Exercise directions:
Write the entries out again exactly as they stand, but without the pictures.
--- START Data listing ---
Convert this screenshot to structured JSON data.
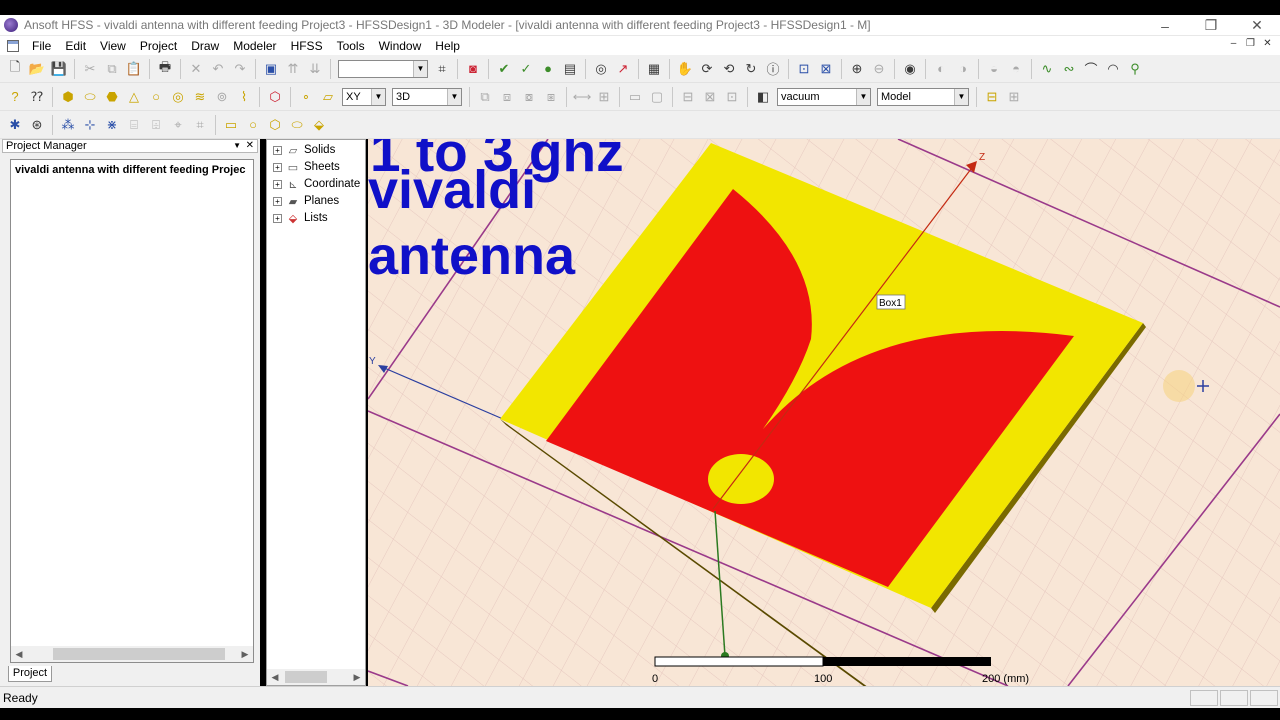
{
  "window": {
    "title": "Ansoft HFSS  - vivaldi antenna with different feeding Project3 - HFSSDesign1 - 3D Modeler - [vivaldi antenna with different feeding Project3 - HFSSDesign1 - M]"
  },
  "menu": [
    "File",
    "Edit",
    "View",
    "Project",
    "Draw",
    "Modeler",
    "HFSS",
    "Tools",
    "Window",
    "Help"
  ],
  "toolbar": {
    "plane_select": "XY",
    "dimension_select": "3D",
    "material_select": "vacuum",
    "model_select": "Model"
  },
  "project_manager": {
    "title": "Project Manager",
    "root_item": "vivaldi antenna with different feeding Projec",
    "tab": "Project"
  },
  "history_tree": {
    "items": [
      "Solids",
      "Sheets",
      "Coordinate",
      "Planes",
      "Lists"
    ]
  },
  "overlay": {
    "line1": "1  to  3  ghz",
    "line2": "vivaldi",
    "line3": "antenna"
  },
  "viewport": {
    "object_label": "Box1",
    "z_axis_label": "Z",
    "y_axis_label": "Y",
    "scale_ticks": [
      "0",
      "100",
      "200 (mm)"
    ],
    "colors": {
      "background": "#f8e6d6",
      "substrate": "#f2e600",
      "patch": "#ee1111",
      "grid_line": "#9a3a8a",
      "overlay_text": "#1010c8"
    }
  },
  "status": {
    "text": "Ready"
  }
}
--- END Data listing ---
Worked answer:
Convert this screenshot to structured JSON data.
{
  "window": {
    "title": "Ansoft HFSS  - vivaldi antenna with different feeding Project3 - HFSSDesign1 - 3D Modeler - [vivaldi antenna with different feeding Project3 - HFSSDesign1 - M]"
  },
  "menu": [
    "File",
    "Edit",
    "View",
    "Project",
    "Draw",
    "Modeler",
    "HFSS",
    "Tools",
    "Window",
    "Help"
  ],
  "toolbar": {
    "plane_select": "XY",
    "dimension_select": "3D",
    "material_select": "vacuum",
    "model_select": "Model"
  },
  "project_manager": {
    "title": "Project Manager",
    "root_item": "vivaldi antenna with different feeding Projec",
    "tab": "Project"
  },
  "history_tree": {
    "items": [
      "Solids",
      "Sheets",
      "Coordinate",
      "Planes",
      "Lists"
    ]
  },
  "overlay": {
    "line1": "1  to  3  ghz",
    "line2": "vivaldi",
    "line3": "antenna"
  },
  "viewport": {
    "object_label": "Box1",
    "z_axis_label": "Z",
    "y_axis_label": "Y",
    "scale_ticks": [
      "0",
      "100",
      "200 (mm)"
    ],
    "colors": {
      "background": "#f8e6d6",
      "substrate": "#f2e600",
      "patch": "#ee1111",
      "grid_line": "#9a3a8a",
      "overlay_text": "#1010c8"
    }
  },
  "status": {
    "text": "Ready"
  }
}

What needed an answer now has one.